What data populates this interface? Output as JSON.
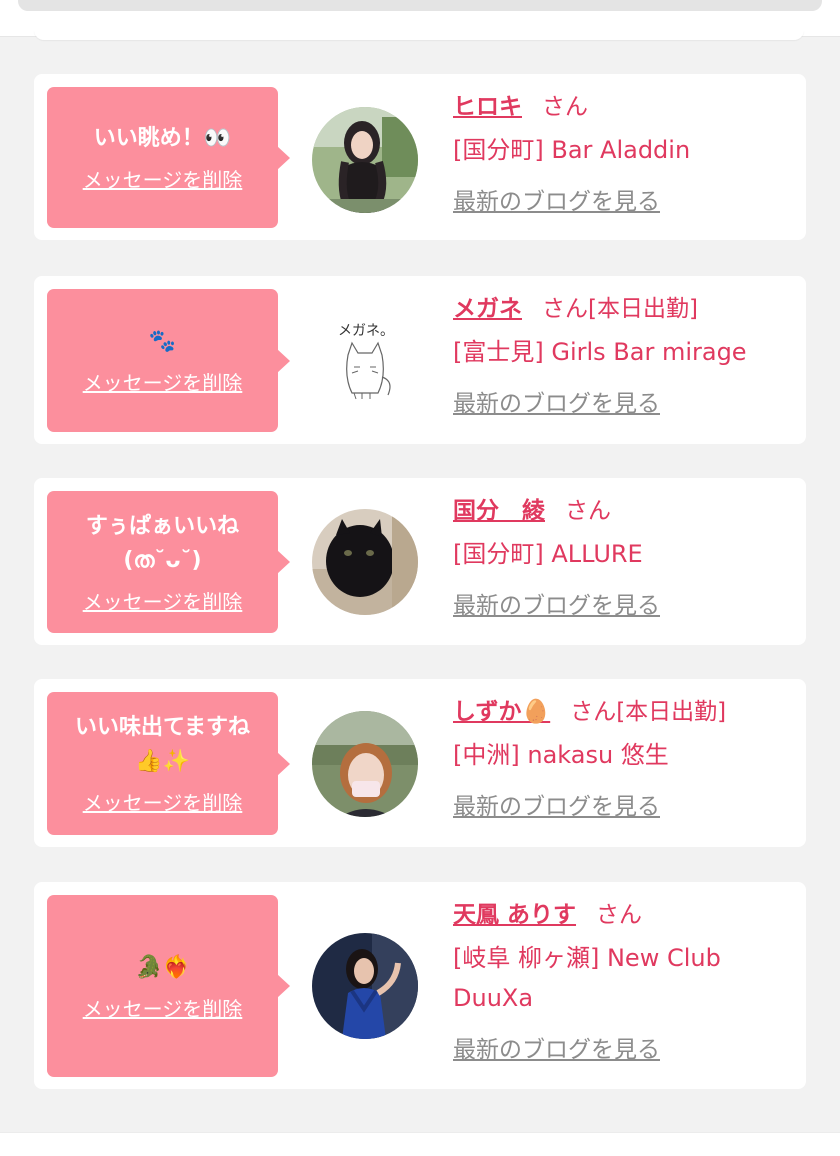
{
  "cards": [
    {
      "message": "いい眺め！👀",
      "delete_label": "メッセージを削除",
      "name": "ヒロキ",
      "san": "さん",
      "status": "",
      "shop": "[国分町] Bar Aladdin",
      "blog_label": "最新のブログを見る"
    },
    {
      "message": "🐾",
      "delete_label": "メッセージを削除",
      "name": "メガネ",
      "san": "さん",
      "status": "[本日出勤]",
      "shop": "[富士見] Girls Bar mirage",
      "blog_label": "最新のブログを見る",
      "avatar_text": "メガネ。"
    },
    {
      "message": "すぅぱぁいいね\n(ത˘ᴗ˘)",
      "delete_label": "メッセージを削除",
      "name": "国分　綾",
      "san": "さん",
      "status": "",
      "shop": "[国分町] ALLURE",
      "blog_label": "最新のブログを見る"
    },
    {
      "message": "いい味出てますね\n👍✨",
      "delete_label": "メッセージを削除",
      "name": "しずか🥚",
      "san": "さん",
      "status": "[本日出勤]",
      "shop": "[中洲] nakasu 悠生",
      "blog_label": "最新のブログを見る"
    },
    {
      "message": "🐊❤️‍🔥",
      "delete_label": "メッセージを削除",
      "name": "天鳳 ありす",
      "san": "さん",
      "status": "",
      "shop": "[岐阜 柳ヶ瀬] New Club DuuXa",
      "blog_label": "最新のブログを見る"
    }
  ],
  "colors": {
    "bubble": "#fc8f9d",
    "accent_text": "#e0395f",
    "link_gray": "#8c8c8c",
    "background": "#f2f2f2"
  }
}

# Task:
The records above are to be restated exactly, without their pictures.

# Full output:
What data populates this interface? Output as JSON.
{
  "cards": [
    {
      "message": "いい眺め！👀",
      "delete_label": "メッセージを削除",
      "name": "ヒロキ",
      "san": "さん",
      "status": "",
      "shop": "[国分町] Bar Aladdin",
      "blog_label": "最新のブログを見る"
    },
    {
      "message": "🐾",
      "delete_label": "メッセージを削除",
      "name": "メガネ",
      "san": "さん",
      "status": "[本日出勤]",
      "shop": "[富士見] Girls Bar mirage",
      "blog_label": "最新のブログを見る",
      "avatar_text": "メガネ。"
    },
    {
      "message": "すぅぱぁいいね\n(ത˘ᴗ˘)",
      "delete_label": "メッセージを削除",
      "name": "国分　綾",
      "san": "さん",
      "status": "",
      "shop": "[国分町] ALLURE",
      "blog_label": "最新のブログを見る"
    },
    {
      "message": "いい味出てますね\n👍✨",
      "delete_label": "メッセージを削除",
      "name": "しずか🥚",
      "san": "さん",
      "status": "[本日出勤]",
      "shop": "[中洲] nakasu 悠生",
      "blog_label": "最新のブログを見る"
    },
    {
      "message": "🐊❤️‍🔥",
      "delete_label": "メッセージを削除",
      "name": "天鳳 ありす",
      "san": "さん",
      "status": "",
      "shop": "[岐阜 柳ヶ瀬] New Club DuuXa",
      "blog_label": "最新のブログを見る"
    }
  ],
  "colors": {
    "bubble": "#fc8f9d",
    "accent_text": "#e0395f",
    "link_gray": "#8c8c8c",
    "background": "#f2f2f2"
  }
}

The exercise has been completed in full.